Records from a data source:
=====
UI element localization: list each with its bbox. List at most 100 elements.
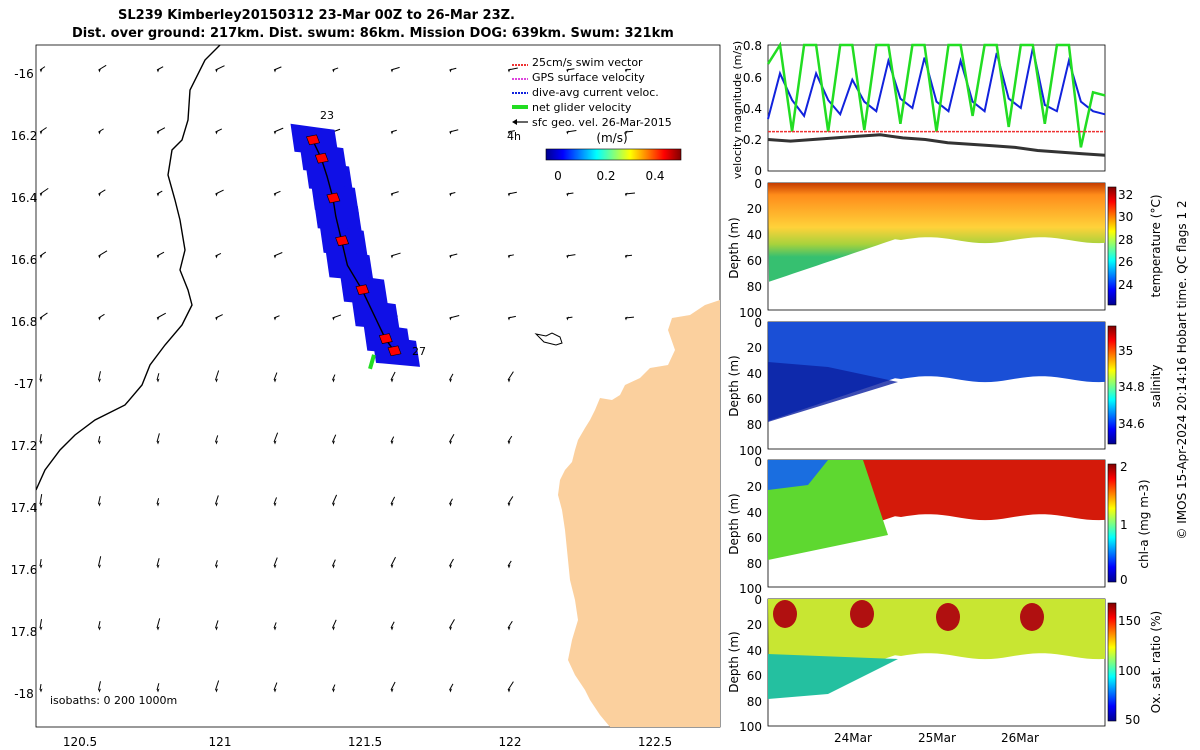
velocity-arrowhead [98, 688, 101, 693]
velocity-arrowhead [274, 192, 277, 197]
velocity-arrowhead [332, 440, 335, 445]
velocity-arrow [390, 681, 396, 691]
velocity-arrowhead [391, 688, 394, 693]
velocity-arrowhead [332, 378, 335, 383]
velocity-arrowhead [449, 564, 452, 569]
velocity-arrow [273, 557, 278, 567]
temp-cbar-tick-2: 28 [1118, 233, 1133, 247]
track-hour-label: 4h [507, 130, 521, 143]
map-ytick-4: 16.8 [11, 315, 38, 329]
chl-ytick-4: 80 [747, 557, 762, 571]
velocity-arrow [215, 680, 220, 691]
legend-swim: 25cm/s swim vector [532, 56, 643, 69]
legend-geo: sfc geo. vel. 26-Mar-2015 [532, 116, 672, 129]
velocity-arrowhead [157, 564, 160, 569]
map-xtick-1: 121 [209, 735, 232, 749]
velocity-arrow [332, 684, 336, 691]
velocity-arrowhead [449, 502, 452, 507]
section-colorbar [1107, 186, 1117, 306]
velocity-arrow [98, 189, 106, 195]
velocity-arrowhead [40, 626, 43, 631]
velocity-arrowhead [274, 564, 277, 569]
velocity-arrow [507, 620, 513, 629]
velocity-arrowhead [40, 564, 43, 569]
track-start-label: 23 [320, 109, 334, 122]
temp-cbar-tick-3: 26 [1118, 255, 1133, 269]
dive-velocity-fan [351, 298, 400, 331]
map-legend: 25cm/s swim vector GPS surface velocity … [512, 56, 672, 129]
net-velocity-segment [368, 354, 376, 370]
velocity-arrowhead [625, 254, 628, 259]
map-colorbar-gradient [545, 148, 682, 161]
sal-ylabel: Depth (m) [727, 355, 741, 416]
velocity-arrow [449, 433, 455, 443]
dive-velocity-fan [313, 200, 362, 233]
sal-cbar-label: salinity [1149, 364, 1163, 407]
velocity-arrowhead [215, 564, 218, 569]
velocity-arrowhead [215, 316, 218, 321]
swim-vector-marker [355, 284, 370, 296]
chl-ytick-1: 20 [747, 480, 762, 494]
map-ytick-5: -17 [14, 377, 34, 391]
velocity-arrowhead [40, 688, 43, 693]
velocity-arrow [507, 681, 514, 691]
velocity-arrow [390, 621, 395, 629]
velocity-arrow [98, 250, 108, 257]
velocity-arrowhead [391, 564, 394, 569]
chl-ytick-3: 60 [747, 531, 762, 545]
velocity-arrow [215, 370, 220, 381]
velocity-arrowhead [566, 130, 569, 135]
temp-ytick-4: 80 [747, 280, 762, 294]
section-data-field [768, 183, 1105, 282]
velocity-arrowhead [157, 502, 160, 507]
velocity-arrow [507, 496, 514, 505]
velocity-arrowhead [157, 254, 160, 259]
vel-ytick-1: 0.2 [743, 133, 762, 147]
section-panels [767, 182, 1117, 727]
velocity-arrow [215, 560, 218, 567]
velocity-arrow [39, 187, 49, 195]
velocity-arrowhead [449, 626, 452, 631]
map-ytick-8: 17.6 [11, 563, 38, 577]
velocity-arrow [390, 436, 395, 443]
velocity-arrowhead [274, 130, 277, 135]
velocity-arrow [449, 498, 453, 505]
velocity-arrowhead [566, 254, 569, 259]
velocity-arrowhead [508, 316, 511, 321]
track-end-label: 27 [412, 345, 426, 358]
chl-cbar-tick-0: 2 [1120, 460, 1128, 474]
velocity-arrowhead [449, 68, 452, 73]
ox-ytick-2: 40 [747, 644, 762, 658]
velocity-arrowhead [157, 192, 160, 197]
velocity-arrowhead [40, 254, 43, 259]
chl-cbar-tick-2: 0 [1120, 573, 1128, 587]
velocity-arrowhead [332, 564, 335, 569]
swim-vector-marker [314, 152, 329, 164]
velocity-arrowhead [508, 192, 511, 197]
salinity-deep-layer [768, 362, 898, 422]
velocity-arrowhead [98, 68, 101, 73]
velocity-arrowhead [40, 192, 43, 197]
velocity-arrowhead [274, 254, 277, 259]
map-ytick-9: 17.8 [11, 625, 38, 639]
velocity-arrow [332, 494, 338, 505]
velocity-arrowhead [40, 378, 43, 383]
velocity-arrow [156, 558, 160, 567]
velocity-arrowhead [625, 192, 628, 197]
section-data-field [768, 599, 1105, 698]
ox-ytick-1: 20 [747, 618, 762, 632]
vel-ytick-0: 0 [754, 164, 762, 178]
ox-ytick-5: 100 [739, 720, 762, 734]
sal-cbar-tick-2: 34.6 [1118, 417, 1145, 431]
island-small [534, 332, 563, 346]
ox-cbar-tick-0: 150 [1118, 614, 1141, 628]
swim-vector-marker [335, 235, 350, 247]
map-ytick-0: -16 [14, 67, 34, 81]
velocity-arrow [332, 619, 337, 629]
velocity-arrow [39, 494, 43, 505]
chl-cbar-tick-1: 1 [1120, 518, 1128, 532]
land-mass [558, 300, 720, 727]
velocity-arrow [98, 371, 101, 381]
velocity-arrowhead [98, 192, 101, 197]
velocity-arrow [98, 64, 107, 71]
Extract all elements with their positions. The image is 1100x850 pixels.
=====
> Directive:
Copy each line of the records above word for word, and leave the pictures out of your copy.

> The response:
UI element localization: list each with its bbox. List at most 100 elements.
velocity-arrowhead [98, 688, 101, 693]
velocity-arrowhead [274, 192, 277, 197]
velocity-arrowhead [332, 440, 335, 445]
velocity-arrow [390, 681, 396, 691]
velocity-arrowhead [391, 688, 394, 693]
velocity-arrowhead [332, 378, 335, 383]
velocity-arrowhead [449, 564, 452, 569]
velocity-arrow [273, 557, 278, 567]
temp-cbar-tick-2: 28 [1118, 233, 1133, 247]
track-hour-label: 4h [507, 130, 521, 143]
map-ytick-4: 16.8 [11, 315, 38, 329]
chl-ytick-4: 80 [747, 557, 762, 571]
velocity-arrow [215, 680, 220, 691]
legend-swim: 25cm/s swim vector [532, 56, 643, 69]
legend-geo: sfc geo. vel. 26-Mar-2015 [532, 116, 672, 129]
velocity-arrowhead [157, 564, 160, 569]
map-xtick-1: 121 [209, 735, 232, 749]
velocity-arrow [332, 684, 336, 691]
velocity-arrowhead [449, 502, 452, 507]
section-colorbar [1107, 186, 1117, 306]
velocity-arrow [98, 189, 106, 195]
velocity-arrowhead [40, 626, 43, 631]
velocity-arrowhead [274, 564, 277, 569]
velocity-arrow [507, 620, 513, 629]
velocity-arrowhead [40, 564, 43, 569]
track-start-label: 23 [320, 109, 334, 122]
temp-cbar-tick-3: 26 [1118, 255, 1133, 269]
dive-velocity-fan [351, 298, 400, 331]
map-legend: 25cm/s swim vector GPS surface velocity … [512, 56, 672, 129]
net-velocity-segment [368, 354, 376, 370]
velocity-arrowhead [625, 254, 628, 259]
map-colorbar-gradient [545, 148, 682, 161]
sal-ylabel: Depth (m) [727, 355, 741, 416]
velocity-arrow [449, 433, 455, 443]
dive-velocity-fan [313, 200, 362, 233]
sal-cbar-label: salinity [1149, 364, 1163, 407]
velocity-arrowhead [215, 564, 218, 569]
velocity-arrowhead [215, 316, 218, 321]
swim-vector-marker [355, 284, 370, 296]
chl-ytick-1: 20 [747, 480, 762, 494]
map-ytick-5: -17 [14, 377, 34, 391]
velocity-arrowhead [40, 688, 43, 693]
velocity-arrow [507, 681, 514, 691]
velocity-arrow [390, 621, 395, 629]
velocity-arrow [98, 250, 108, 257]
velocity-arrowhead [391, 564, 394, 569]
chl-ytick-3: 60 [747, 531, 762, 545]
velocity-arrow [215, 370, 220, 381]
velocity-arrowhead [566, 130, 569, 135]
temp-ytick-4: 80 [747, 280, 762, 294]
section-data-field [768, 183, 1105, 282]
velocity-arrowhead [157, 502, 160, 507]
velocity-arrow [507, 496, 514, 505]
velocity-arrowhead [157, 254, 160, 259]
vel-ytick-1: 0.2 [743, 133, 762, 147]
section-panels [767, 182, 1117, 727]
velocity-arrow [215, 560, 218, 567]
velocity-arrow [39, 187, 49, 195]
velocity-arrowhead [449, 626, 452, 631]
map-ytick-8: 17.6 [11, 563, 38, 577]
velocity-arrow [390, 436, 395, 443]
velocity-arrowhead [274, 130, 277, 135]
velocity-arrow [449, 498, 453, 505]
velocity-arrowhead [566, 254, 569, 259]
velocity-arrowhead [508, 316, 511, 321]
track-end-label: 27 [412, 345, 426, 358]
chl-cbar-tick-0: 2 [1120, 460, 1128, 474]
velocity-arrowhead [449, 68, 452, 73]
ox-ytick-2: 40 [747, 644, 762, 658]
velocity-arrowhead [157, 192, 160, 197]
velocity-arrowhead [40, 254, 43, 259]
chl-cbar-tick-2: 0 [1120, 573, 1128, 587]
velocity-arrowhead [332, 564, 335, 569]
swim-vector-marker [314, 152, 329, 164]
velocity-arrowhead [508, 192, 511, 197]
salinity-deep-layer [768, 362, 898, 422]
velocity-arrowhead [98, 68, 101, 73]
velocity-arrowhead [40, 192, 43, 197]
velocity-arrowhead [274, 254, 277, 259]
map-ytick-9: 17.8 [11, 625, 38, 639]
velocity-arrow [332, 494, 338, 505]
velocity-arrowhead [40, 378, 43, 383]
velocity-arrow [156, 558, 160, 567]
velocity-arrowhead [625, 192, 628, 197]
section-data-field [768, 599, 1105, 698]
ox-ytick-1: 20 [747, 618, 762, 632]
vel-ytick-0: 0 [754, 164, 762, 178]
ox-ytick-5: 100 [739, 720, 762, 734]
sal-cbar-tick-2: 34.6 [1118, 417, 1145, 431]
island-small [534, 332, 563, 346]
ox-cbar-tick-0: 150 [1118, 614, 1141, 628]
swim-vector-marker [335, 235, 350, 247]
map-ytick-0: -16 [14, 67, 34, 81]
velocity-arrow [332, 619, 337, 629]
velocity-arrow [39, 494, 43, 505]
chl-cbar-tick-1: 1 [1120, 518, 1128, 532]
land-mass [558, 300, 720, 727]
velocity-arrow [98, 371, 101, 381]
velocity-arrowhead [98, 192, 101, 197]
velocity-arrow [98, 64, 107, 71]
Extract all elements with their positions. The image is 1100x850 pixels.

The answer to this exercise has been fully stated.